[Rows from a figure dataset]

⁂

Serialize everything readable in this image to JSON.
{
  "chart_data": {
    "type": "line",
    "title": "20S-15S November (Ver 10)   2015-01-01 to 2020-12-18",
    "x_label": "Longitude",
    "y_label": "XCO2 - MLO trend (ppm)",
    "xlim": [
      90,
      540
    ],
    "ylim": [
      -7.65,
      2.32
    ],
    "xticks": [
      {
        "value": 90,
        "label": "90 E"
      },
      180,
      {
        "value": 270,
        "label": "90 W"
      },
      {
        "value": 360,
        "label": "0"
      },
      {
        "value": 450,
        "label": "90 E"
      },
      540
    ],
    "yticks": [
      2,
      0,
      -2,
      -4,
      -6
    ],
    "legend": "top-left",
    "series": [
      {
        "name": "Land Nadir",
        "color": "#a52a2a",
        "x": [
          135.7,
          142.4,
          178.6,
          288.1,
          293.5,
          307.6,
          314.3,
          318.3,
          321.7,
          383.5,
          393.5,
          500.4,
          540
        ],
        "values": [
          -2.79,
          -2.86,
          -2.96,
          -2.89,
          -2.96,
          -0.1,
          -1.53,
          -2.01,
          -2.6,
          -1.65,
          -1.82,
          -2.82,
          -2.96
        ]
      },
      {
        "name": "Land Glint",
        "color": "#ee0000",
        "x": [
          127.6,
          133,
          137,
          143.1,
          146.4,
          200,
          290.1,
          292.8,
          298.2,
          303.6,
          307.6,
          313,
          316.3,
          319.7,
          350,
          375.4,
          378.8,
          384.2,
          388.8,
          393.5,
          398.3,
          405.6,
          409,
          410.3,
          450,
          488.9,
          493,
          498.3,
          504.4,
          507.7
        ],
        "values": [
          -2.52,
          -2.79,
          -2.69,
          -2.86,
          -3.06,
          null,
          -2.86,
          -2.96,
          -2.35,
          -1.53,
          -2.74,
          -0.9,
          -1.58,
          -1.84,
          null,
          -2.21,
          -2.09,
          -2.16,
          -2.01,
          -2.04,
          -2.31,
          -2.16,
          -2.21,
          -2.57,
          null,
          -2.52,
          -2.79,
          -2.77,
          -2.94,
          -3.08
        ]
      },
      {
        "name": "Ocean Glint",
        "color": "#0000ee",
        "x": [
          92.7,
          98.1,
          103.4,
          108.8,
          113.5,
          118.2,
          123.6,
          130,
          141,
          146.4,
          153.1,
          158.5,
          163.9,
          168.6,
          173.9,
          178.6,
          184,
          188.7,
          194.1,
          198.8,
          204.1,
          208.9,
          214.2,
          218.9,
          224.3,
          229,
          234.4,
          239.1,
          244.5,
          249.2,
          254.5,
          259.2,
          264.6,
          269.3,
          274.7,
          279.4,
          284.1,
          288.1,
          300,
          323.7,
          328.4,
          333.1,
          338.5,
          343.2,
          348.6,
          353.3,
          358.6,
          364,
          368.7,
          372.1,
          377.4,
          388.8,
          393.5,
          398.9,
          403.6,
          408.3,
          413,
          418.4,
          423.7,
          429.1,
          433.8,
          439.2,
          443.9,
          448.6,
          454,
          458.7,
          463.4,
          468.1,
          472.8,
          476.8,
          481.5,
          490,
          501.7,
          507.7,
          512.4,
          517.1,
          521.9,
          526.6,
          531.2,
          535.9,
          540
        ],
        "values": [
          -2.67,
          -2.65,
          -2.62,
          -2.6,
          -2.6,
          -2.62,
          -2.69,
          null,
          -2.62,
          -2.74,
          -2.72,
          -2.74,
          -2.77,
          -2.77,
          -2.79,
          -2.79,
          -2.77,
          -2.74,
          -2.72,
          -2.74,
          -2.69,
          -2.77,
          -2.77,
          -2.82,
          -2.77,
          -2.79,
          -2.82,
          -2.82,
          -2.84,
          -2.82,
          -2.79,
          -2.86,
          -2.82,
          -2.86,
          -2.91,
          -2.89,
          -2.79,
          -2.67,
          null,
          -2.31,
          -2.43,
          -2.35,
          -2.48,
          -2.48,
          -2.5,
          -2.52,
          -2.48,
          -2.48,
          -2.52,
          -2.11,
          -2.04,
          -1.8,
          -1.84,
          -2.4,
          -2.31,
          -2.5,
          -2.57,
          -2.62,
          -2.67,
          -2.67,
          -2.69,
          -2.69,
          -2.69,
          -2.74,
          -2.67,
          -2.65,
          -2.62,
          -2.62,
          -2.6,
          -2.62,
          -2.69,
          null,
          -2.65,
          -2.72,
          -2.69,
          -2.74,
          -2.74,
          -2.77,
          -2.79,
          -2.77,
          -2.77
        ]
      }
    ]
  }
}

⁂

Among the entries above, how many lines hold the string "color"? Give the number by itself.

3